>> Start Extracted entries

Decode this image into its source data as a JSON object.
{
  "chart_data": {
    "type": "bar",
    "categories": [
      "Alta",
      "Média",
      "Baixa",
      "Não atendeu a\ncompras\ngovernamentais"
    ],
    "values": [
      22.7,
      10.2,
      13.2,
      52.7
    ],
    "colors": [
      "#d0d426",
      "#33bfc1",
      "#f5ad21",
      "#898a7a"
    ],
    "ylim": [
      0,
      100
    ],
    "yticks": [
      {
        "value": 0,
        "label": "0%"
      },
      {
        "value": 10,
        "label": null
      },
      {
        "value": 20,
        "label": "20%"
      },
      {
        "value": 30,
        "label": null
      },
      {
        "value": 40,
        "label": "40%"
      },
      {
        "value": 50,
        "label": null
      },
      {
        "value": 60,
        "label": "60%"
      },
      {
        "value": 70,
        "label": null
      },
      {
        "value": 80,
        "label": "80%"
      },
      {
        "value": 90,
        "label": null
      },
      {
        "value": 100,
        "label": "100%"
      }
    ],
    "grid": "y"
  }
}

>> End Extracted entries
>> Start Extracted entries

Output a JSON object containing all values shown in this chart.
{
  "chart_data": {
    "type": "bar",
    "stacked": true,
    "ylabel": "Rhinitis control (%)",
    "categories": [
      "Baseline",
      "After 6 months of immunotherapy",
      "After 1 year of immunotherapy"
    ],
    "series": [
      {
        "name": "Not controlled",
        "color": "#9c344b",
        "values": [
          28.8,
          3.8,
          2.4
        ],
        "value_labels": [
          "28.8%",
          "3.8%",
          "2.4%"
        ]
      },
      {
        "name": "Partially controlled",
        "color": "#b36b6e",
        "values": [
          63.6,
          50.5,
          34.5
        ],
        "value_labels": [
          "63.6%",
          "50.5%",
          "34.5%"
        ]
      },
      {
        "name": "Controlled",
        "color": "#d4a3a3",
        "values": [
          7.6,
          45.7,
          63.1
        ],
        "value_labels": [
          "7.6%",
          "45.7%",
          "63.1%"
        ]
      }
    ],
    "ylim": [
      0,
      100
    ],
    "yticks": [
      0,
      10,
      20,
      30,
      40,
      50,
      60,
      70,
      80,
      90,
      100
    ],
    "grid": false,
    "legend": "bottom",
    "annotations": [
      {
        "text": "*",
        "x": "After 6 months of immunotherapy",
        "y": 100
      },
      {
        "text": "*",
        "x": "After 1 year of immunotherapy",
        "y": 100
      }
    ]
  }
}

>> End Extracted entries

▶ _Exercise description_
Copy out all lines that carry the word "this".

▶ _Complete answer_
Decode this image into its source data as a JSON object.
Output a JSON object containing all values shown in this chart.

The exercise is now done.